Figure content listings
↓↓↓
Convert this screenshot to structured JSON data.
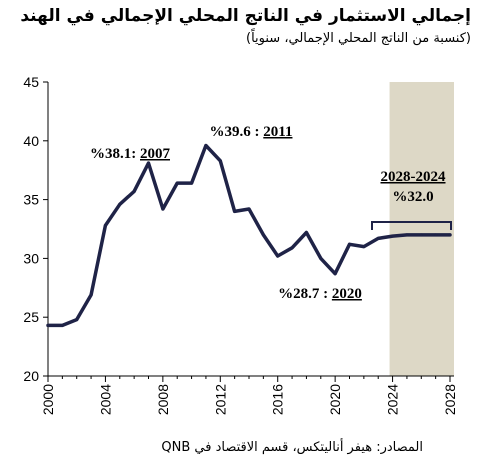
{
  "title": "إجمالي الاستثمار في الناتج المحلي الإجمالي في الهند",
  "subtitle": "(كنسبة من الناتج المحلي الإجمالي، سنوياً)",
  "source": "المصادر: هيفر أناليتكس، قسم الاقتصاد في QNB",
  "colors": {
    "line": "#1f2347",
    "shade": "#ddd8c6",
    "axis": "#000000"
  },
  "chart_data": {
    "type": "line",
    "x": [
      2000,
      2001,
      2002,
      2003,
      2004,
      2005,
      2006,
      2007,
      2008,
      2009,
      2010,
      2011,
      2012,
      2013,
      2014,
      2015,
      2016,
      2017,
      2018,
      2019,
      2020,
      2021,
      2022,
      2023,
      2024,
      2025,
      2026,
      2027,
      2028
    ],
    "series": [
      {
        "values": [
          24.3,
          24.3,
          24.8,
          26.9,
          32.8,
          34.6,
          35.7,
          38.1,
          34.2,
          36.4,
          36.4,
          39.6,
          38.3,
          34.0,
          34.2,
          32.0,
          30.2,
          30.9,
          32.2,
          30.0,
          28.7,
          31.2,
          31.0,
          31.7,
          31.9,
          32.0,
          32.0,
          32.0,
          32.0
        ]
      }
    ],
    "xticks": [
      2000,
      2004,
      2008,
      2012,
      2016,
      2020,
      2024,
      2028
    ],
    "yticks": [
      20,
      25,
      30,
      35,
      40,
      45
    ],
    "xlim": [
      2000,
      2028
    ],
    "ylim": [
      20,
      45
    ],
    "shaded_range": [
      2024,
      2028
    ],
    "annotations": [
      {
        "year": "2007",
        "value": "%38.1:"
      },
      {
        "year": "2011",
        "value": "%39.6 :"
      },
      {
        "year": "2020",
        "value": "%28.7 :"
      },
      {
        "year": "2028-2024",
        "value": "%32.0"
      }
    ]
  }
}
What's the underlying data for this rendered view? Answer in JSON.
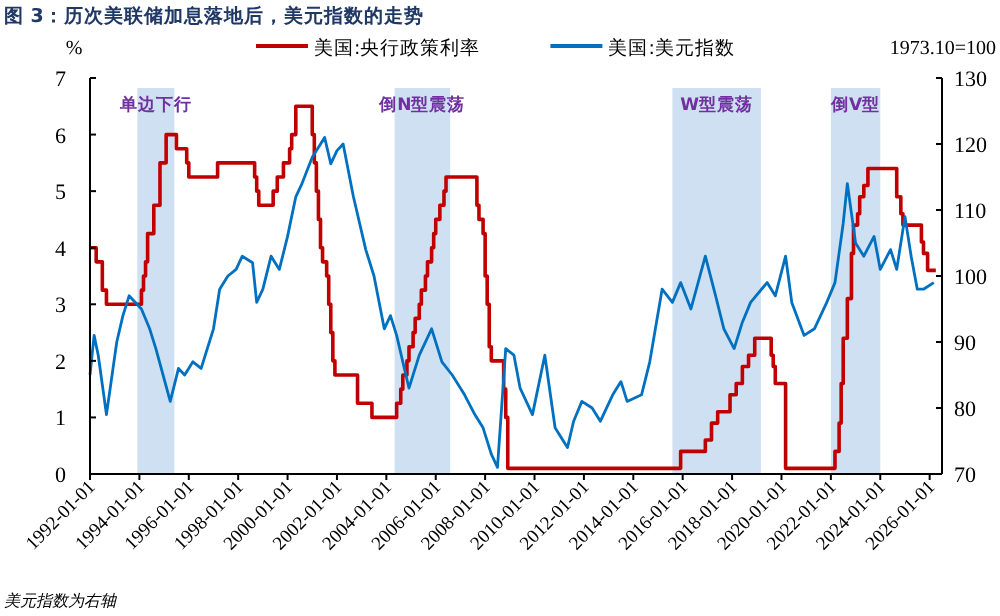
{
  "chart_data": {
    "type": "line",
    "title": "图 3：历次美联储加息落地后，美元指数的走势",
    "ylabel": "%",
    "y2label": "1973.10=100",
    "annotations": [
      "美元指数为右轴"
    ],
    "legend": "top",
    "xlim": [
      "1992-01-01",
      "2026-07-01"
    ],
    "xticks": [
      "1992-01-01",
      "1994-01-01",
      "1996-01-01",
      "1998-01-01",
      "2000-01-01",
      "2002-01-01",
      "2004-01-01",
      "2006-01-01",
      "2008-01-01",
      "2010-01-01",
      "2012-01-01",
      "2014-01-01",
      "2016-01-01",
      "2018-01-01",
      "2020-01-01",
      "2022-01-01",
      "2024-01-01",
      "2026-01-01"
    ],
    "ylim": [
      0,
      7
    ],
    "yticks": [
      0,
      1,
      2,
      3,
      4,
      5,
      6,
      7
    ],
    "y2lim": [
      70,
      130
    ],
    "y2ticks": [
      70,
      80,
      90,
      100,
      110,
      120,
      130
    ],
    "bands": [
      {
        "axis": "x",
        "from": "1993-12",
        "to": "1995-06",
        "label": "单边下行",
        "color": "#cfe0f2"
      },
      {
        "axis": "x",
        "from": "2004-05",
        "to": "2006-08",
        "label": "倒N型震荡",
        "color": "#cfe0f2"
      },
      {
        "axis": "x",
        "from": "2015-08",
        "to": "2019-03",
        "label": "W型震荡",
        "color": "#cfe0f2"
      },
      {
        "axis": "x",
        "from": "2022-01",
        "to": "2024-01",
        "label": "倒V型",
        "color": "#cfe0f2"
      }
    ],
    "series": [
      {
        "name": "美国:央行政策利率",
        "type": "step",
        "color": "#c00000",
        "x": [
          "1992-01",
          "1992-04",
          "1992-07",
          "1992-09",
          "1994-02",
          "1994-03",
          "1994-04",
          "1994-05",
          "1994-08",
          "1994-11",
          "1995-02",
          "1995-07",
          "1995-12",
          "1996-01",
          "1997-03",
          "1998-09",
          "1998-10",
          "1998-11",
          "1999-06",
          "1999-08",
          "1999-11",
          "2000-02",
          "2000-03",
          "2000-05",
          "2001-01",
          "2001-02",
          "2001-03",
          "2001-04",
          "2001-05",
          "2001-06",
          "2001-08",
          "2001-09",
          "2001-10",
          "2001-11",
          "2001-12",
          "2002-11",
          "2003-06",
          "2004-06",
          "2004-08",
          "2004-09",
          "2004-11",
          "2004-12",
          "2005-02",
          "2005-03",
          "2005-05",
          "2005-06",
          "2005-08",
          "2005-09",
          "2005-11",
          "2005-12",
          "2006-01",
          "2006-03",
          "2006-05",
          "2006-06",
          "2007-09",
          "2007-10",
          "2007-12",
          "2008-01",
          "2008-02",
          "2008-03",
          "2008-04",
          "2008-10",
          "2008-11",
          "2008-12",
          "2015-12",
          "2016-12",
          "2017-03",
          "2017-06",
          "2017-12",
          "2018-03",
          "2018-06",
          "2018-09",
          "2018-12",
          "2019-08",
          "2019-09",
          "2019-10",
          "2020-03",
          "2022-03",
          "2022-05",
          "2022-06",
          "2022-07",
          "2022-09",
          "2022-11",
          "2022-12",
          "2023-02",
          "2023-03",
          "2023-05",
          "2023-07",
          "2024-09",
          "2024-11",
          "2024-12",
          "2025-09",
          "2025-10",
          "2025-12",
          "2026-04"
        ],
        "values": [
          4.0,
          3.75,
          3.25,
          3.0,
          3.25,
          3.5,
          3.75,
          4.25,
          4.75,
          5.5,
          6.0,
          5.75,
          5.5,
          5.25,
          5.5,
          5.25,
          5.0,
          4.75,
          5.0,
          5.25,
          5.5,
          5.75,
          6.0,
          6.5,
          6.0,
          5.5,
          5.0,
          4.5,
          4.0,
          3.75,
          3.5,
          3.0,
          2.5,
          2.0,
          1.75,
          1.25,
          1.0,
          1.25,
          1.5,
          1.75,
          2.0,
          2.25,
          2.5,
          2.75,
          3.0,
          3.25,
          3.5,
          3.75,
          4.0,
          4.25,
          4.5,
          4.75,
          5.0,
          5.25,
          4.75,
          4.5,
          4.25,
          3.5,
          3.0,
          2.25,
          2.0,
          1.5,
          1.0,
          0.1,
          0.4,
          0.6,
          0.9,
          1.1,
          1.4,
          1.6,
          1.9,
          2.1,
          2.4,
          2.1,
          1.9,
          1.6,
          0.1,
          0.4,
          0.9,
          1.6,
          2.4,
          3.1,
          3.9,
          4.4,
          4.6,
          4.9,
          5.1,
          5.4,
          4.9,
          4.6,
          4.4,
          4.1,
          3.9,
          3.6,
          3.6
        ]
      },
      {
        "name": "美国:美元指数",
        "color": "#0070c0",
        "axis": "y2",
        "x": [
          "1992-01",
          "1992-03",
          "1992-05",
          "1992-09",
          "1993-02",
          "1993-05",
          "1993-08",
          "1994-02",
          "1994-06",
          "1994-09",
          "1995-04",
          "1995-08",
          "1995-11",
          "1996-03",
          "1996-07",
          "1997-01",
          "1997-04",
          "1997-08",
          "1997-12",
          "1998-03",
          "1998-08",
          "1998-10",
          "1999-01",
          "1999-05",
          "1999-09",
          "2000-01",
          "2000-05",
          "2000-08",
          "2001-01",
          "2001-07",
          "2001-10",
          "2002-01",
          "2002-04",
          "2002-09",
          "2003-03",
          "2003-07",
          "2003-12",
          "2004-03",
          "2004-06",
          "2004-12",
          "2005-05",
          "2005-11",
          "2006-04",
          "2006-09",
          "2007-03",
          "2007-08",
          "2007-12",
          "2008-04",
          "2008-07",
          "2008-11",
          "2009-03",
          "2009-06",
          "2009-12",
          "2010-06",
          "2010-11",
          "2011-05",
          "2011-08",
          "2011-12",
          "2012-05",
          "2012-09",
          "2013-03",
          "2013-07",
          "2013-10",
          "2014-05",
          "2014-09",
          "2015-03",
          "2015-08",
          "2015-12",
          "2016-05",
          "2016-12",
          "2017-05",
          "2017-09",
          "2018-02",
          "2018-06",
          "2018-10",
          "2019-06",
          "2019-10",
          "2020-03",
          "2020-06",
          "2020-12",
          "2021-05",
          "2021-11",
          "2022-03",
          "2022-07",
          "2022-09",
          "2023-01",
          "2023-05",
          "2023-10",
          "2024-01",
          "2024-06",
          "2024-09",
          "2025-01",
          "2025-04",
          "2025-07",
          "2025-10",
          "2026-03"
        ],
        "values": [
          85,
          91,
          88,
          79,
          90,
          94,
          97,
          95,
          92,
          89,
          81,
          86,
          85,
          87,
          86,
          92,
          98,
          100,
          101,
          103,
          102,
          96,
          98,
          103,
          101,
          106,
          112,
          114,
          118,
          121,
          117,
          119,
          120,
          112,
          104,
          100,
          92,
          94,
          91,
          83,
          88,
          92,
          87,
          85,
          82,
          79,
          77,
          73,
          71,
          89,
          88,
          83,
          79,
          88,
          77,
          74,
          78,
          81,
          80,
          78,
          82,
          84,
          81,
          82,
          87,
          98,
          96,
          99,
          95,
          103,
          97,
          92,
          89,
          93,
          96,
          99,
          97,
          103,
          96,
          91,
          92,
          96,
          99,
          108,
          114,
          105,
          103,
          106,
          101,
          104,
          101,
          109,
          103,
          98,
          98,
          99
        ]
      }
    ]
  }
}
↑↑↑
● DIRECTIONS FOR THIS TASK
Only lines with "year" are wanted here; list each of them.

● REPLY
        "year": "2007",
        "year": "2011",
        "year": "2020",
        "year": "2028-2024",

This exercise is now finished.